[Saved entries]
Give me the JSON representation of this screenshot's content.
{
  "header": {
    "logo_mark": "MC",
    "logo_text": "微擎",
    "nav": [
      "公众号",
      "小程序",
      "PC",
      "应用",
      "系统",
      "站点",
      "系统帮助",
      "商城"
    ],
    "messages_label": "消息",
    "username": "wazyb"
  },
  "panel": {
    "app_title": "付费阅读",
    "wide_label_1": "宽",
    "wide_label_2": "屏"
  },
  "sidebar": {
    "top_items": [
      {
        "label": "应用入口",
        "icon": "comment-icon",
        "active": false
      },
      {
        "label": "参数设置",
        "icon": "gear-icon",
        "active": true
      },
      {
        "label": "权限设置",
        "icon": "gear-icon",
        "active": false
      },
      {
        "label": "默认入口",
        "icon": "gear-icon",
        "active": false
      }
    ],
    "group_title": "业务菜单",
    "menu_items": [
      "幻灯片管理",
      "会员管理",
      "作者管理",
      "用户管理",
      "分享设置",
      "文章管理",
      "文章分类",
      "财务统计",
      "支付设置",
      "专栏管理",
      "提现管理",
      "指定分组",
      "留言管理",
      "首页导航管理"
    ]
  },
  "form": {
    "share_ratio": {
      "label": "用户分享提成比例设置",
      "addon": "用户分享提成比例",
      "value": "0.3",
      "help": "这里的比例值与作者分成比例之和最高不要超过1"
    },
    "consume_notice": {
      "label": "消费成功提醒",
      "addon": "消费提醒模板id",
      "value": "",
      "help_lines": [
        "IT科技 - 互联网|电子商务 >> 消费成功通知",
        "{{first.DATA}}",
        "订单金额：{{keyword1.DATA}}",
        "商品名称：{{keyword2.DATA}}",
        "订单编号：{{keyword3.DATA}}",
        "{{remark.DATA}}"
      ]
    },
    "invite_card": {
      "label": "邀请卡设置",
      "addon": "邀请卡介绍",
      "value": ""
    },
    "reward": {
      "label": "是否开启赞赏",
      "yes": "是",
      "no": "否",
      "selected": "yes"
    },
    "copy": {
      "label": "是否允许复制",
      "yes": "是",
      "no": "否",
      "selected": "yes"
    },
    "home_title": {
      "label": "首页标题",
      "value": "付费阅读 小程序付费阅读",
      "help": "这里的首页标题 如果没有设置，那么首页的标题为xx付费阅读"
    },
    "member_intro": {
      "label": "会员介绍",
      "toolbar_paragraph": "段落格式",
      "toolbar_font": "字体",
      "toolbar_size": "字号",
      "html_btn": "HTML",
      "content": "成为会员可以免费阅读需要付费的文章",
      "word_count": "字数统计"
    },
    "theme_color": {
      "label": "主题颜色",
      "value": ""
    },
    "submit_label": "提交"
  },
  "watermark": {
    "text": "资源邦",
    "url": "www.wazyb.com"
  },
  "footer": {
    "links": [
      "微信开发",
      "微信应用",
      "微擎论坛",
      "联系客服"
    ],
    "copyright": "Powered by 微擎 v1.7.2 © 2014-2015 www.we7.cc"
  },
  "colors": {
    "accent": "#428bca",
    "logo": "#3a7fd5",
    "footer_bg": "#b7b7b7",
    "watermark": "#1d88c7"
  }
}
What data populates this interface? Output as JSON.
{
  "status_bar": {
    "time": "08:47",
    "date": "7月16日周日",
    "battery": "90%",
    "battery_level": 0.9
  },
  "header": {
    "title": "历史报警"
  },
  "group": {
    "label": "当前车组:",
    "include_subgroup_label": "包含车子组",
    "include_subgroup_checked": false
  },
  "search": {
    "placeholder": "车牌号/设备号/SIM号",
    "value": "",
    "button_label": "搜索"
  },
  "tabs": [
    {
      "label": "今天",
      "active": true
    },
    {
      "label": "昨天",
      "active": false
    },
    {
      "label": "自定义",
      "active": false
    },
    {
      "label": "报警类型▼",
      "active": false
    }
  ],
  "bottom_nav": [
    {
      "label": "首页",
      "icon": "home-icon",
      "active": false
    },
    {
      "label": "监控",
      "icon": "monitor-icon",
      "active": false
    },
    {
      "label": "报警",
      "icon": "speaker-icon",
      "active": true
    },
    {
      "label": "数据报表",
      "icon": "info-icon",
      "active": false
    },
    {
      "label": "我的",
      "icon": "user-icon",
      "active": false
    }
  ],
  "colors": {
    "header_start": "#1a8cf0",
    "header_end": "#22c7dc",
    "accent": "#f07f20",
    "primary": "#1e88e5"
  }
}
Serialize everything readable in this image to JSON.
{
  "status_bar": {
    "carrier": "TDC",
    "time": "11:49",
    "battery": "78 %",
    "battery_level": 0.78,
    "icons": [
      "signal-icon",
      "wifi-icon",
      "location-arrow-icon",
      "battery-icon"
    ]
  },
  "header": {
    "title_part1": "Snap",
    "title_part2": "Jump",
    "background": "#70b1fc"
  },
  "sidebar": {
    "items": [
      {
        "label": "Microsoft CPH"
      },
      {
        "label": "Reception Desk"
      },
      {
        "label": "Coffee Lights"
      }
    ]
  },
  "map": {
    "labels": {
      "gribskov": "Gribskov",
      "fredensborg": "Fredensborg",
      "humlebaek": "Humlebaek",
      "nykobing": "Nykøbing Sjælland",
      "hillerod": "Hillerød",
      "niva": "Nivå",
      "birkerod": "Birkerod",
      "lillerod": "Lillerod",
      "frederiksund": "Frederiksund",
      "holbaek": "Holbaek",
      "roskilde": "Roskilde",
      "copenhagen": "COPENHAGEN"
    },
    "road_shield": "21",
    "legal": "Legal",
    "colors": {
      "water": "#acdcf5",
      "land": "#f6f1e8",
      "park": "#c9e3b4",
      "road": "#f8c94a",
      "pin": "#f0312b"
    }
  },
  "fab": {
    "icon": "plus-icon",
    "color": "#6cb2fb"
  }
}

_EXERCISE:_ Write out every entry verbatim.

_EXERCISE RESPONSE:_
Give me the JSON representation of this screenshot's content.
{
  "header": {
    "logo_mark": "MC",
    "logo_text": "微擎",
    "nav": [
      "公众号",
      "小程序",
      "PC",
      "应用",
      "系统",
      "站点",
      "系统帮助",
      "商城"
    ],
    "messages_label": "消息",
    "username": "wazyb"
  },
  "panel": {
    "app_title": "付费阅读",
    "wide_label_1": "宽",
    "wide_label_2": "屏"
  },
  "sidebar": {
    "top_items": [
      {
        "label": "应用入口",
        "icon": "comment-icon",
        "active": false
      },
      {
        "label": "参数设置",
        "icon": "gear-icon",
        "active": true
      },
      {
        "label": "权限设置",
        "icon": "gear-icon",
        "active": false
      },
      {
        "label": "默认入口",
        "icon": "gear-icon",
        "active": false
      }
    ],
    "group_title": "业务菜单",
    "menu_items": [
      "幻灯片管理",
      "会员管理",
      "作者管理",
      "用户管理",
      "分享设置",
      "文章管理",
      "文章分类",
      "财务统计",
      "支付设置",
      "专栏管理",
      "提现管理",
      "指定分组",
      "留言管理",
      "首页导航管理"
    ]
  },
  "form": {
    "share_ratio": {
      "label": "用户分享提成比例设置",
      "addon": "用户分享提成比例",
      "value": "0.3",
      "help": "这里的比例值与作者分成比例之和最高不要超过1"
    },
    "consume_notice": {
      "label": "消费成功提醒",
      "addon": "消费提醒模板id",
      "value": "",
      "help_lines": [
        "IT科技 - 互联网|电子商务 >> 消费成功通知",
        "{{first.DATA}}",
        "订单金额：{{keyword1.DATA}}",
        "商品名称：{{keyword2.DATA}}",
        "订单编号：{{keyword3.DATA}}",
        "{{remark.DATA}}"
      ]
    },
    "invite_card": {
      "label": "邀请卡设置",
      "addon": "邀请卡介绍",
      "value": ""
    },
    "reward": {
      "label": "是否开启赞赏",
      "yes": "是",
      "no": "否",
      "selected": "yes"
    },
    "copy": {
      "label": "是否允许复制",
      "yes": "是",
      "no": "否",
      "selected": "yes"
    },
    "home_title": {
      "label": "首页标题",
      "value": "付费阅读 小程序付费阅读",
      "help": "这里的首页标题 如果没有设置，那么首页的标题为xx付费阅读"
    },
    "member_intro": {
      "label": "会员介绍",
      "toolbar_paragraph": "段落格式",
      "toolbar_font": "字体",
      "toolbar_size": "字号",
      "html_btn": "HTML",
      "content": "成为会员可以免费阅读需要付费的文章",
      "word_count": "字数统计"
    },
    "theme_color": {
      "label": "主题颜色",
      "value": ""
    },
    "submit_label": "提交"
  },
  "watermark": {
    "text": "资源邦",
    "url": "www.wazyb.com"
  },
  "footer": {
    "links": [
      "微信开发",
      "微信应用",
      "微擎论坛",
      "联系客服"
    ],
    "copyright": "Powered by 微擎 v1.7.2 © 2014-2015 www.we7.cc"
  },
  "colors": {
    "accent": "#428bca",
    "logo": "#3a7fd5",
    "footer_bg": "#b7b7b7",
    "watermark": "#1d88c7"
  }
}
What data populates this interface? Output as JSON.
{
  "status_bar": {
    "time": "08:47",
    "date": "7月16日周日",
    "battery": "90%",
    "battery_level": 0.9
  },
  "header": {
    "title": "历史报警"
  },
  "group": {
    "label": "当前车组:",
    "include_subgroup_label": "包含车子组",
    "include_subgroup_checked": false
  },
  "search": {
    "placeholder": "车牌号/设备号/SIM号",
    "value": "",
    "button_label": "搜索"
  },
  "tabs": [
    {
      "label": "今天",
      "active": true
    },
    {
      "label": "昨天",
      "active": false
    },
    {
      "label": "自定义",
      "active": false
    },
    {
      "label": "报警类型▼",
      "active": false
    }
  ],
  "bottom_nav": [
    {
      "label": "首页",
      "icon": "home-icon",
      "active": false
    },
    {
      "label": "监控",
      "icon": "monitor-icon",
      "active": false
    },
    {
      "label": "报警",
      "icon": "speaker-icon",
      "active": true
    },
    {
      "label": "数据报表",
      "icon": "info-icon",
      "active": false
    },
    {
      "label": "我的",
      "icon": "user-icon",
      "active": false
    }
  ],
  "colors": {
    "header_start": "#1a8cf0",
    "header_end": "#22c7dc",
    "accent": "#f07f20",
    "primary": "#1e88e5"
  }
}
Serialize everything readable in this image to JSON.
{
  "status_bar": {
    "carrier": "TDC",
    "time": "11:49",
    "battery": "78 %",
    "battery_level": 0.78,
    "icons": [
      "signal-icon",
      "wifi-icon",
      "location-arrow-icon",
      "battery-icon"
    ]
  },
  "header": {
    "title_part1": "Snap",
    "title_part2": "Jump",
    "background": "#70b1fc"
  },
  "sidebar": {
    "items": [
      {
        "label": "Microsoft CPH"
      },
      {
        "label": "Reception Desk"
      },
      {
        "label": "Coffee Lights"
      }
    ]
  },
  "map": {
    "labels": {
      "gribskov": "Gribskov",
      "fredensborg": "Fredensborg",
      "humlebaek": "Humlebaek",
      "nykobing": "Nykøbing Sjælland",
      "hillerod": "Hillerød",
      "niva": "Nivå",
      "birkerod": "Birkerod",
      "lillerod": "Lillerod",
      "frederiksund": "Frederiksund",
      "holbaek": "Holbaek",
      "roskilde": "Roskilde",
      "copenhagen": "COPENHAGEN"
    },
    "road_shield": "21",
    "legal": "Legal",
    "colors": {
      "water": "#acdcf5",
      "land": "#f6f1e8",
      "park": "#c9e3b4",
      "road": "#f8c94a",
      "pin": "#f0312b"
    }
  },
  "fab": {
    "icon": "plus-icon",
    "color": "#6cb2fb"
  }
}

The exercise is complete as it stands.